Items from a data source:
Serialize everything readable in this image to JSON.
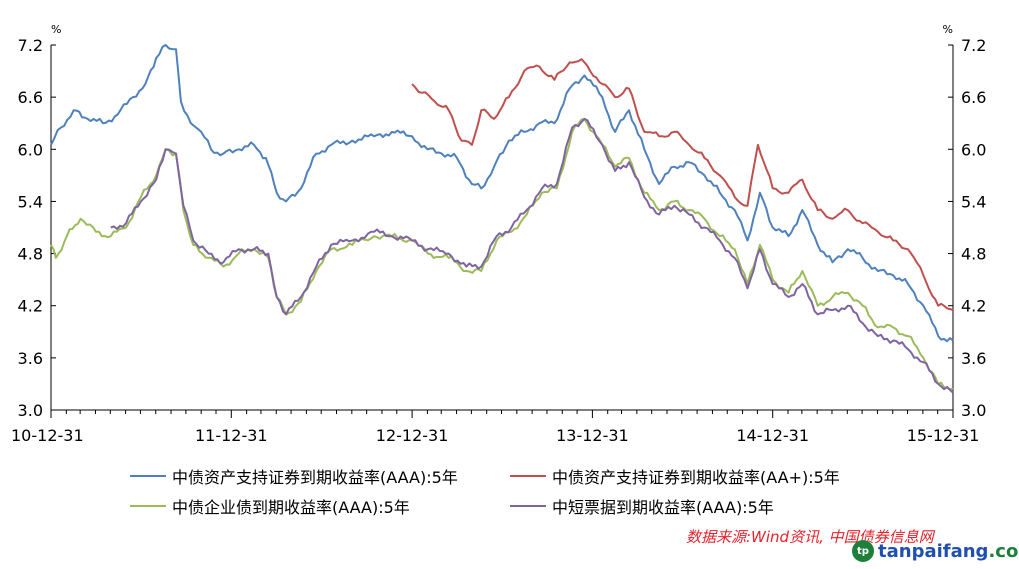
{
  "chart_data": {
    "type": "line",
    "y_unit_left": "%",
    "y_unit_right": "%",
    "ylim": [
      3.0,
      7.2
    ],
    "yticks": [
      "3.0",
      "3.6",
      "4.2",
      "4.8",
      "5.4",
      "6.0",
      "6.6",
      "7.2"
    ],
    "xlim": [
      "2010-12-31",
      "2015-12-31"
    ],
    "xtick_labels": [
      "10-12-31",
      "11-12-31",
      "12-12-31",
      "13-12-31",
      "14-12-31",
      "15-12-31"
    ],
    "grid": false,
    "legend_position": "bottom",
    "series": [
      {
        "name": "中债资产支持证券到期收益率(AAA):5年",
        "color": "#4f81bd",
        "points": [
          [
            "2010-12-31",
            6.05
          ],
          [
            "2011-01-20",
            6.25
          ],
          [
            "2011-02-15",
            6.45
          ],
          [
            "2011-03-15",
            6.35
          ],
          [
            "2011-04-15",
            6.3
          ],
          [
            "2011-05-15",
            6.4
          ],
          [
            "2011-06-15",
            6.6
          ],
          [
            "2011-07-10",
            6.75
          ],
          [
            "2011-08-01",
            7.05
          ],
          [
            "2011-08-20",
            7.2
          ],
          [
            "2011-09-10",
            7.15
          ],
          [
            "2011-09-20",
            6.55
          ],
          [
            "2011-10-10",
            6.3
          ],
          [
            "2011-10-31",
            6.2
          ],
          [
            "2011-11-20",
            6.0
          ],
          [
            "2011-12-15",
            5.95
          ],
          [
            "2012-01-15",
            6.0
          ],
          [
            "2012-02-15",
            6.05
          ],
          [
            "2012-03-10",
            5.9
          ],
          [
            "2012-04-01",
            5.5
          ],
          [
            "2012-04-20",
            5.4
          ],
          [
            "2012-05-20",
            5.55
          ],
          [
            "2012-06-20",
            5.95
          ],
          [
            "2012-07-20",
            6.05
          ],
          [
            "2012-09-01",
            6.1
          ],
          [
            "2012-10-15",
            6.15
          ],
          [
            "2012-11-20",
            6.2
          ],
          [
            "2012-12-31",
            6.15
          ],
          [
            "2013-01-31",
            6.0
          ],
          [
            "2013-03-01",
            5.95
          ],
          [
            "2013-04-01",
            5.9
          ],
          [
            "2013-05-01",
            5.6
          ],
          [
            "2013-05-20",
            5.55
          ],
          [
            "2013-06-15",
            5.8
          ],
          [
            "2013-07-15",
            6.1
          ],
          [
            "2013-08-15",
            6.2
          ],
          [
            "2013-09-15",
            6.3
          ],
          [
            "2013-10-15",
            6.3
          ],
          [
            "2013-11-15",
            6.7
          ],
          [
            "2013-12-15",
            6.85
          ],
          [
            "2014-01-20",
            6.6
          ],
          [
            "2014-02-15",
            6.2
          ],
          [
            "2014-03-15",
            6.45
          ],
          [
            "2014-04-15",
            6.0
          ],
          [
            "2014-05-15",
            5.6
          ],
          [
            "2014-06-15",
            5.8
          ],
          [
            "2014-07-15",
            5.85
          ],
          [
            "2014-08-15",
            5.7
          ],
          [
            "2014-09-15",
            5.5
          ],
          [
            "2014-10-15",
            5.3
          ],
          [
            "2014-11-10",
            4.95
          ],
          [
            "2014-12-05",
            5.5
          ],
          [
            "2014-12-31",
            5.1
          ],
          [
            "2015-02-01",
            5.0
          ],
          [
            "2015-03-01",
            5.3
          ],
          [
            "2015-04-01",
            4.9
          ],
          [
            "2015-05-01",
            4.7
          ],
          [
            "2015-06-01",
            4.85
          ],
          [
            "2015-07-01",
            4.75
          ],
          [
            "2015-08-01",
            4.6
          ],
          [
            "2015-09-01",
            4.55
          ],
          [
            "2015-10-01",
            4.45
          ],
          [
            "2015-11-01",
            4.2
          ],
          [
            "2015-12-01",
            3.85
          ],
          [
            "2015-12-31",
            3.8
          ]
        ]
      },
      {
        "name": "中债资产支持证券到期收益率(AA+):5年",
        "color": "#c0504d",
        "points": [
          [
            "2012-12-31",
            6.75
          ],
          [
            "2013-01-20",
            6.65
          ],
          [
            "2013-02-15",
            6.55
          ],
          [
            "2013-03-15",
            6.45
          ],
          [
            "2013-04-10",
            6.1
          ],
          [
            "2013-05-01",
            6.05
          ],
          [
            "2013-05-20",
            6.45
          ],
          [
            "2013-06-15",
            6.35
          ],
          [
            "2013-07-15",
            6.6
          ],
          [
            "2013-08-15",
            6.9
          ],
          [
            "2013-09-15",
            6.95
          ],
          [
            "2013-10-15",
            6.8
          ],
          [
            "2013-11-15",
            7.0
          ],
          [
            "2013-12-15",
            7.0
          ],
          [
            "2014-01-20",
            6.75
          ],
          [
            "2014-02-15",
            6.6
          ],
          [
            "2014-03-15",
            6.7
          ],
          [
            "2014-04-15",
            6.2
          ],
          [
            "2014-05-15",
            6.15
          ],
          [
            "2014-06-15",
            6.2
          ],
          [
            "2014-07-15",
            6.05
          ],
          [
            "2014-08-15",
            5.9
          ],
          [
            "2014-09-15",
            5.7
          ],
          [
            "2014-10-15",
            5.45
          ],
          [
            "2014-11-10",
            5.35
          ],
          [
            "2014-12-01",
            6.05
          ],
          [
            "2014-12-31",
            5.55
          ],
          [
            "2015-02-01",
            5.5
          ],
          [
            "2015-03-01",
            5.65
          ],
          [
            "2015-04-01",
            5.3
          ],
          [
            "2015-05-01",
            5.2
          ],
          [
            "2015-06-01",
            5.3
          ],
          [
            "2015-07-01",
            5.15
          ],
          [
            "2015-08-01",
            5.05
          ],
          [
            "2015-09-01",
            4.95
          ],
          [
            "2015-10-01",
            4.85
          ],
          [
            "2015-11-01",
            4.55
          ],
          [
            "2015-12-01",
            4.2
          ],
          [
            "2015-12-31",
            4.15
          ]
        ]
      },
      {
        "name": "中债企业债到期收益率(AAA):5年",
        "color": "#9bbb59",
        "points": [
          [
            "2010-12-31",
            4.9
          ],
          [
            "2011-01-10",
            4.75
          ],
          [
            "2011-02-01",
            5.0
          ],
          [
            "2011-03-01",
            5.2
          ],
          [
            "2011-04-01",
            5.05
          ],
          [
            "2011-05-01",
            5.0
          ],
          [
            "2011-06-01",
            5.1
          ],
          [
            "2011-07-01",
            5.45
          ],
          [
            "2011-08-01",
            5.7
          ],
          [
            "2011-08-20",
            6.0
          ],
          [
            "2011-09-10",
            5.95
          ],
          [
            "2011-09-25",
            5.3
          ],
          [
            "2011-10-15",
            4.9
          ],
          [
            "2011-11-15",
            4.75
          ],
          [
            "2011-12-15",
            4.65
          ],
          [
            "2012-01-15",
            4.8
          ],
          [
            "2012-02-15",
            4.85
          ],
          [
            "2012-03-15",
            4.75
          ],
          [
            "2012-04-01",
            4.3
          ],
          [
            "2012-04-20",
            4.1
          ],
          [
            "2012-05-20",
            4.25
          ],
          [
            "2012-06-20",
            4.6
          ],
          [
            "2012-07-20",
            4.85
          ],
          [
            "2012-09-01",
            4.9
          ],
          [
            "2012-10-15",
            5.0
          ],
          [
            "2012-11-20",
            5.0
          ],
          [
            "2012-12-31",
            4.95
          ],
          [
            "2013-02-01",
            4.8
          ],
          [
            "2013-03-15",
            4.75
          ],
          [
            "2013-04-20",
            4.6
          ],
          [
            "2013-05-20",
            4.6
          ],
          [
            "2013-06-20",
            4.95
          ],
          [
            "2013-07-20",
            5.05
          ],
          [
            "2013-08-20",
            5.25
          ],
          [
            "2013-09-20",
            5.5
          ],
          [
            "2013-10-20",
            5.55
          ],
          [
            "2013-11-20",
            6.2
          ],
          [
            "2013-12-15",
            6.35
          ],
          [
            "2014-01-20",
            6.05
          ],
          [
            "2014-02-15",
            5.8
          ],
          [
            "2014-03-15",
            5.9
          ],
          [
            "2014-04-15",
            5.5
          ],
          [
            "2014-05-15",
            5.3
          ],
          [
            "2014-06-15",
            5.4
          ],
          [
            "2014-07-15",
            5.3
          ],
          [
            "2014-08-15",
            5.2
          ],
          [
            "2014-09-15",
            5.0
          ],
          [
            "2014-10-15",
            4.85
          ],
          [
            "2014-11-10",
            4.45
          ],
          [
            "2014-12-05",
            4.9
          ],
          [
            "2014-12-31",
            4.5
          ],
          [
            "2015-02-01",
            4.35
          ],
          [
            "2015-03-01",
            4.6
          ],
          [
            "2015-04-01",
            4.2
          ],
          [
            "2015-05-01",
            4.3
          ],
          [
            "2015-06-01",
            4.35
          ],
          [
            "2015-07-01",
            4.2
          ],
          [
            "2015-08-01",
            3.95
          ],
          [
            "2015-09-01",
            3.95
          ],
          [
            "2015-10-01",
            3.85
          ],
          [
            "2015-11-01",
            3.6
          ],
          [
            "2015-12-01",
            3.3
          ],
          [
            "2015-12-31",
            3.25
          ]
        ]
      },
      {
        "name": "中短票据到期收益率(AAA):5年",
        "color": "#8064a2",
        "points": [
          [
            "2011-05-01",
            5.1
          ],
          [
            "2011-06-01",
            5.15
          ],
          [
            "2011-07-01",
            5.4
          ],
          [
            "2011-08-01",
            5.65
          ],
          [
            "2011-08-20",
            6.0
          ],
          [
            "2011-09-10",
            5.95
          ],
          [
            "2011-09-25",
            5.35
          ],
          [
            "2011-10-15",
            4.95
          ],
          [
            "2011-11-15",
            4.8
          ],
          [
            "2011-12-15",
            4.7
          ],
          [
            "2012-01-15",
            4.85
          ],
          [
            "2012-02-15",
            4.85
          ],
          [
            "2012-03-15",
            4.8
          ],
          [
            "2012-04-01",
            4.3
          ],
          [
            "2012-04-20",
            4.1
          ],
          [
            "2012-05-20",
            4.3
          ],
          [
            "2012-06-20",
            4.65
          ],
          [
            "2012-07-20",
            4.9
          ],
          [
            "2012-09-01",
            4.95
          ],
          [
            "2012-10-15",
            5.05
          ],
          [
            "2012-11-20",
            5.0
          ],
          [
            "2012-12-31",
            4.95
          ],
          [
            "2013-02-01",
            4.85
          ],
          [
            "2013-03-15",
            4.8
          ],
          [
            "2013-04-20",
            4.65
          ],
          [
            "2013-05-20",
            4.65
          ],
          [
            "2013-06-20",
            5.0
          ],
          [
            "2013-07-20",
            5.1
          ],
          [
            "2013-08-20",
            5.3
          ],
          [
            "2013-09-20",
            5.55
          ],
          [
            "2013-10-20",
            5.6
          ],
          [
            "2013-11-20",
            6.25
          ],
          [
            "2013-12-15",
            6.35
          ],
          [
            "2014-01-20",
            6.05
          ],
          [
            "2014-02-15",
            5.75
          ],
          [
            "2014-03-15",
            5.85
          ],
          [
            "2014-04-15",
            5.45
          ],
          [
            "2014-05-15",
            5.25
          ],
          [
            "2014-06-15",
            5.35
          ],
          [
            "2014-07-15",
            5.25
          ],
          [
            "2014-08-15",
            5.1
          ],
          [
            "2014-09-15",
            4.95
          ],
          [
            "2014-10-15",
            4.75
          ],
          [
            "2014-11-10",
            4.4
          ],
          [
            "2014-12-05",
            4.85
          ],
          [
            "2014-12-31",
            4.45
          ],
          [
            "2015-02-01",
            4.3
          ],
          [
            "2015-03-01",
            4.45
          ],
          [
            "2015-04-01",
            4.1
          ],
          [
            "2015-05-01",
            4.15
          ],
          [
            "2015-06-01",
            4.2
          ],
          [
            "2015-07-01",
            4.0
          ],
          [
            "2015-08-01",
            3.85
          ],
          [
            "2015-09-01",
            3.8
          ],
          [
            "2015-10-01",
            3.7
          ],
          [
            "2015-11-01",
            3.55
          ],
          [
            "2015-12-01",
            3.3
          ],
          [
            "2015-12-31",
            3.2
          ]
        ]
      }
    ]
  },
  "source_note": "数据来源:Wind资讯, 中国债券信息网",
  "watermark": {
    "part1": "tanpaifang",
    "part2": ".com"
  }
}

> [What you have to do] Pull out all lines containing the word "中债资产支持证券到期收益率" from the entries above.

> [Solution to this problem]
        "name": "中债资产支持证券到期收益率(AAA):5年",
        "name": "中债资产支持证券到期收益率(AA+):5年",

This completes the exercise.